Samuel Kopásek

Personal information
- Full name: Samuel Kopásek
- Date of birth: 22 May 2003 (age 23)
- Place of birth: Čadca, Slovakia
- Height: 1.75 m (5 ft 9 in)
- Position: Right-back

Team information
- Current team: Lechia Gdańsk (on loan from Pardubice)
- Number: 19

Youth career
- 0000–2014: ŠK Čierne
- 2013: → Čadca (loan)
- 2014–2021: Žilina

Senior career*
- Years: Team / Apps / (Gls)
- 2021–2025: Žilina B / 37 / (3)
- 2022–2026: Žilina / 60 / (2)
- 2023–2024: → Tatran Prešov (loan) / 15 / (1)
- 2026–: Pardubice / 4 / (0)
- 2026–: → Lechia Gdańsk (loan) / 0 / (0)

International career
- 2021–2022: Slovakia U19 / 15 / (1)
- 2022–2023: Slovakia U20 / 11 / (0)
- 2023–2025: Slovakia U21 / 14 / (0)

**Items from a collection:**
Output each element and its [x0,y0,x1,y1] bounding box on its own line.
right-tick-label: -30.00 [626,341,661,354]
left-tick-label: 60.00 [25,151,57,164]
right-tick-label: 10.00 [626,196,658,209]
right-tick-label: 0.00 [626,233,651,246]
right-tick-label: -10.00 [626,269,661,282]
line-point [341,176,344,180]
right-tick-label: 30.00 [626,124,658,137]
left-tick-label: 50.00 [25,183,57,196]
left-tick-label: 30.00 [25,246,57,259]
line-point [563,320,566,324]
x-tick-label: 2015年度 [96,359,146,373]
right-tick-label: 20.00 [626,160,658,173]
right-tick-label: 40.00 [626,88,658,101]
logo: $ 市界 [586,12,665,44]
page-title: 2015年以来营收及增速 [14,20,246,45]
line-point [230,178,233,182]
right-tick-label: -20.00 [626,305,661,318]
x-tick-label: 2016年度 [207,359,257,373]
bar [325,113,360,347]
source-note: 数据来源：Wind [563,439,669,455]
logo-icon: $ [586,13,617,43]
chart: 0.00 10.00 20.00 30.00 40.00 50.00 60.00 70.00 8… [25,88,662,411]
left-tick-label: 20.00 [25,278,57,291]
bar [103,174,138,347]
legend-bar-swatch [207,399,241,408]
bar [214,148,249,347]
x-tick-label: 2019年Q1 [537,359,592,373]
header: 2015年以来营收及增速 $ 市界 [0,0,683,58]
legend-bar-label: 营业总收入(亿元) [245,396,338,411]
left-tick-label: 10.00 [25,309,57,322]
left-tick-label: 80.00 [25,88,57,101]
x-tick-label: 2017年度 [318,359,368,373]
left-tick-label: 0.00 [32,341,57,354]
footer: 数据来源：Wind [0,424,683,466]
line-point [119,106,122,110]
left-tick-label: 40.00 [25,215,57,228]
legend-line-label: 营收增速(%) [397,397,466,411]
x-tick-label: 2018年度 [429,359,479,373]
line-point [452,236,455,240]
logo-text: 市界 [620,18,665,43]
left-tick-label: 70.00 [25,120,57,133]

**ACTIVITY 1:** Summarize the Samuel Kopásek profile in two sentences.
**ACTIVITY 2:** According to the Samuel Kopásek profile, what shirt number does he wear at his current team?
**ACTIVITY 3:** From the Samuel Kopásek profile, extract the passage from "Senior career*" to "(loan) / 0 / (0)".

**WRITTEN SOLUTION 1:** Samuel Kopásek is a right-back born on 22 May 2003 in Čadca, Slovakia, who came through the Žilina youth system and played senior football for Žilina, with a loan spell at Tatran Prešov. He now belongs to Pardubice and is on loan at Lechia Gdańsk, and he has represented Slovakia at under-19, under-20 and under-21 level.

**WRITTEN SOLUTION 2:** 19

**WRITTEN SOLUTION 3:**
Senior career*
- Years: Team / Apps / (Gls)
- 2021–2025: Žilina B / 37 / (3)
- 2022–2026: Žilina / 60 / (2)
- 2023–2024: → Tatran Prešov (loan) / 15 / (1)
- 2026–: Pardubice / 4 / (0)
- 2026–: → Lechia Gdańsk (loan) / 0 / (0)